→ **Recorded data**:
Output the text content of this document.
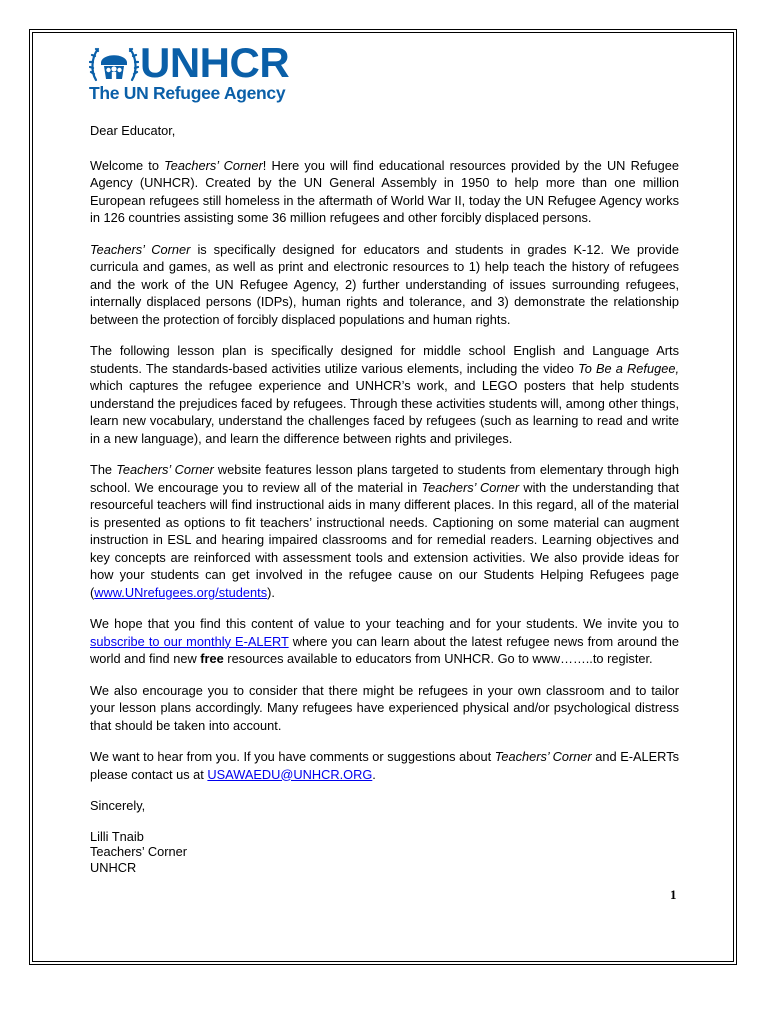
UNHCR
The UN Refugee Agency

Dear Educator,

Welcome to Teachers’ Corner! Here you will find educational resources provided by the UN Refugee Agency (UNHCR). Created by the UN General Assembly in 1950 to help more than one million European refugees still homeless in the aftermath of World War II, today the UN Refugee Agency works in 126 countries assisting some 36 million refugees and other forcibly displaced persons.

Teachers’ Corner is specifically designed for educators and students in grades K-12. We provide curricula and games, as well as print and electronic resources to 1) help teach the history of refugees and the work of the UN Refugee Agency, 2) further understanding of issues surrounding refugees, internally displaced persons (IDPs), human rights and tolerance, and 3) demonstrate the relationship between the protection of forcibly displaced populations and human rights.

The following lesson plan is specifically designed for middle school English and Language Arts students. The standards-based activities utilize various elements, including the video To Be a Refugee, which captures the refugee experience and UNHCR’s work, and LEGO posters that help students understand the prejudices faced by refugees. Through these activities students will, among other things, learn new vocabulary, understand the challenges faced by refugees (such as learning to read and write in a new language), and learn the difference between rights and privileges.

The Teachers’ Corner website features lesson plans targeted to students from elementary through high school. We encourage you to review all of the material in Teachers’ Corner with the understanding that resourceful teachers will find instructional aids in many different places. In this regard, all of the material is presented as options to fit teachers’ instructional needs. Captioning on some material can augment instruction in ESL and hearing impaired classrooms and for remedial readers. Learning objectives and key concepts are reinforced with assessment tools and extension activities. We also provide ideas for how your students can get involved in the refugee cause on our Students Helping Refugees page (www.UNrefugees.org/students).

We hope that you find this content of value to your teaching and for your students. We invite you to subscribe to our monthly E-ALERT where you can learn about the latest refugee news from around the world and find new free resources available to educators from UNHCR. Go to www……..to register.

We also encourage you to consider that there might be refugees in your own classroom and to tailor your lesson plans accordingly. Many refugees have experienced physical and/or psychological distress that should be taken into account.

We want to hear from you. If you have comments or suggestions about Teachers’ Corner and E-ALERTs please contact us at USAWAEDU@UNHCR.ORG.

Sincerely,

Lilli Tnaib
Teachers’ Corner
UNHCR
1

→ **AIM**: Find every line that has "understanding" in it, then return those lines.

→ **THE OUTPUT**:
Teachers’ Corner is specifically designed for educators and students in grades K-12. We provide curricula and games, as well as print and electronic resources to 1) help teach the history of refugees and the work of the UN Refugee Agency, 2) further understanding of issues surrounding refugees, internally displaced persons (IDPs), human rights and tolerance, and 3) demonstrate the relationship between the protection of forcibly displaced populations and human rights.
The Teachers’ Corner website features lesson plans targeted to students from elementary through high school. We encourage you to review all of the material in Teachers’ Corner with the understanding that resourceful teachers will find instructional aids in many different places. In this regard, all of the material is presented as options to fit teachers’ instructional needs. Captioning on some material can augment instruction in ESL and hearing impaired classrooms and for remedial readers. Learning objectives and key concepts are reinforced with assessment tools and extension activities. We also provide ideas for how your students can get involved in the refugee cause on our Students Helping Refugees page (www.UNrefugees.org/students).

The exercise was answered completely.